TESTO FORNITO:
****
Speco di San Francesco
Il complesso, gravido di un profondo senso di pace, comprende l’Eremo originario, fondato dai Benedettini intorno al Mille, il convento voluto da San Bernardino da Siena in memoria del fondatore dell’Ordine francescano e gli ambienti risalenti al periodo in cui Francesco dimorò in questo sito, costruiti accanto alla grotta dove il Santo si ritirava per pregare in solitudine. Questa grotta divenuta sacra identifica il Santuario, tanto da portarne il nome. Francesco, accompagnato da alcuni dei suoi frati, arrivò all’Eremo di Sant’Urbano nel 1213; la piccola comunità iniziò a riunirsi per lodare il Signore nel piccolo oratorio di San Silvestro, edificato dai monaci benedettini nell’XI secolo.
L’abside di questa chiesetta, che fu il principale luogo di preghiera della congregazione dello Speco fino alla seconda metà del XVI secolo, conserva un affresco del Trecento raffigurante il Crocifisso con Maria e San Giovanni Evangelista da un lato e San Francesco e San Silvestro dall’altro.
La cisterna collocata dietro l’abside, rievoca il miracolo compiuto da Francesco durante il suo soggiorno. Tommaso da Celano nel “Trattato di miracoli” racconta che il Santo, ammalato, tramutò in vino, con la benedizione, l’acqua attinta dalla cisterna, e che si ristabilì in poco tempo dopo averlo bevuto.
****
ESTRATTO DELLA FONTE:
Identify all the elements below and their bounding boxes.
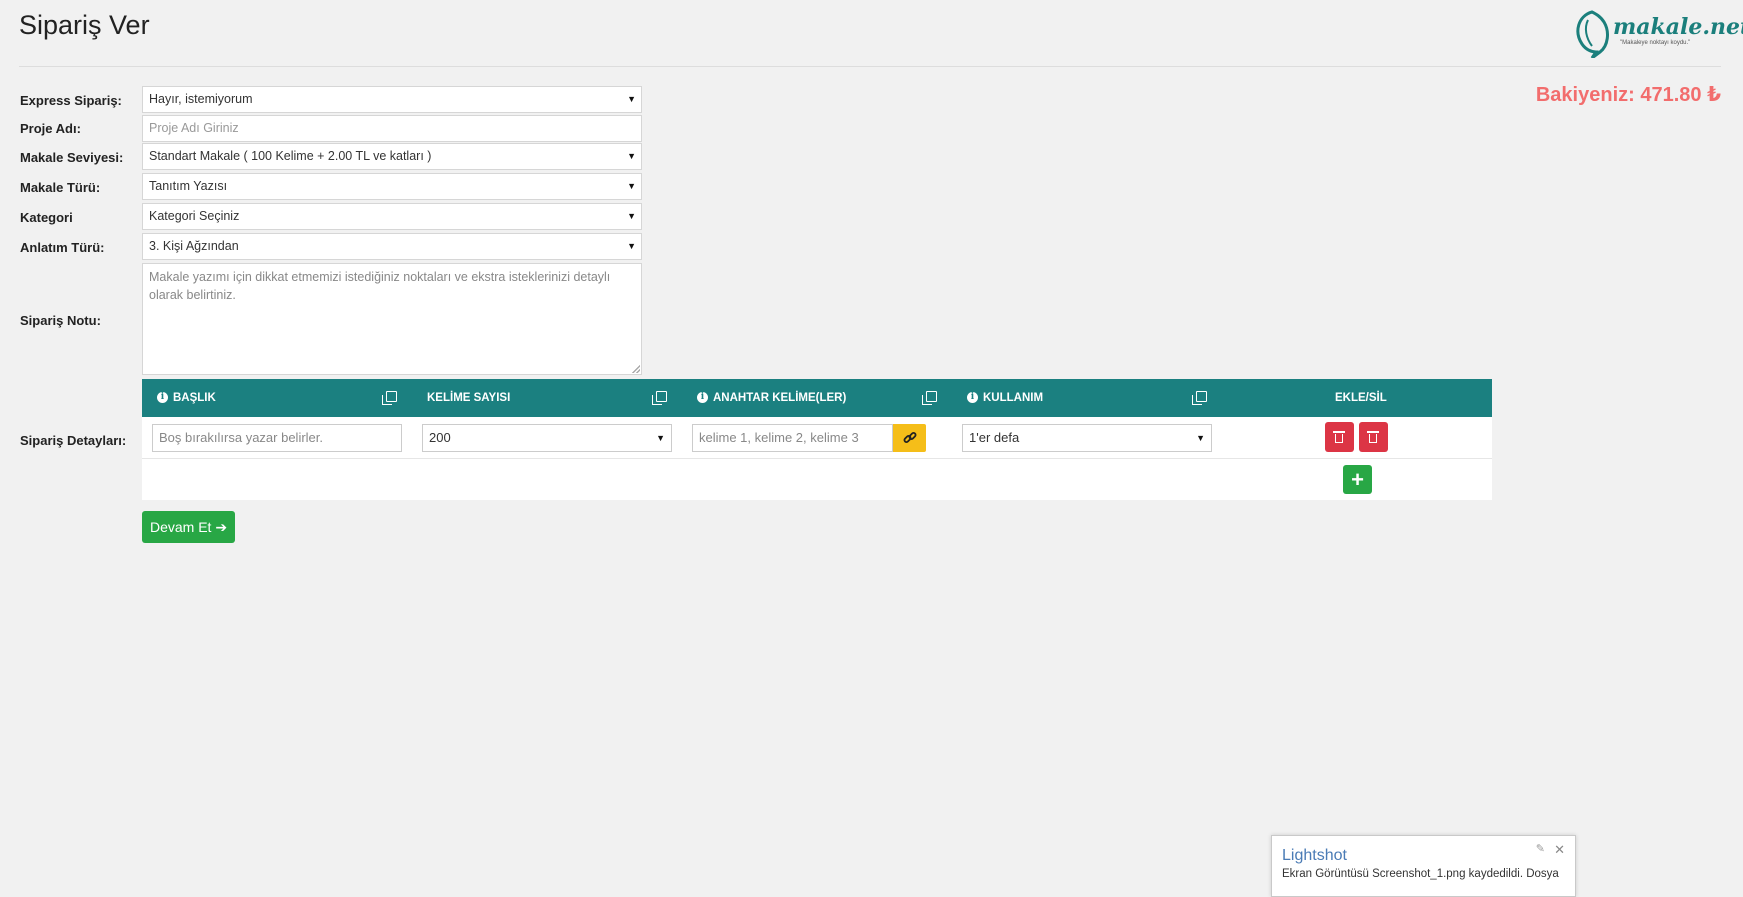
****
CONSEGNA: Cita alla lettera il passo del testo sullo Speco di San Francesco che va da "Speco di San" fino a "benedettini nell’XI secolo." incluso.

SOLUZIONE SCRITTA:
Speco di San Francesco
Il complesso, gravido di un profondo senso di pace, comprende l’Eremo originario, fondato dai Benedettini intorno al Mille, il convento voluto da San Bernardino da Siena in memoria del fondatore dell’Ordine francescano e gli ambienti risalenti al periodo in cui Francesco dimorò in questo sito, costruiti accanto alla grotta dove il Santo si ritirava per pregare in solitudine. Questa grotta divenuta sacra identifica il Santuario, tanto da portarne il nome. Francesco, accompagnato da alcuni dei suoi frati, arrivò all’Eremo di Sant’Urbano nel 1213; la piccola comunità iniziò a riunirsi per lodare il Signore nel piccolo oratorio di San Silvestro, edificato dai monaci benedettini nell’XI secolo.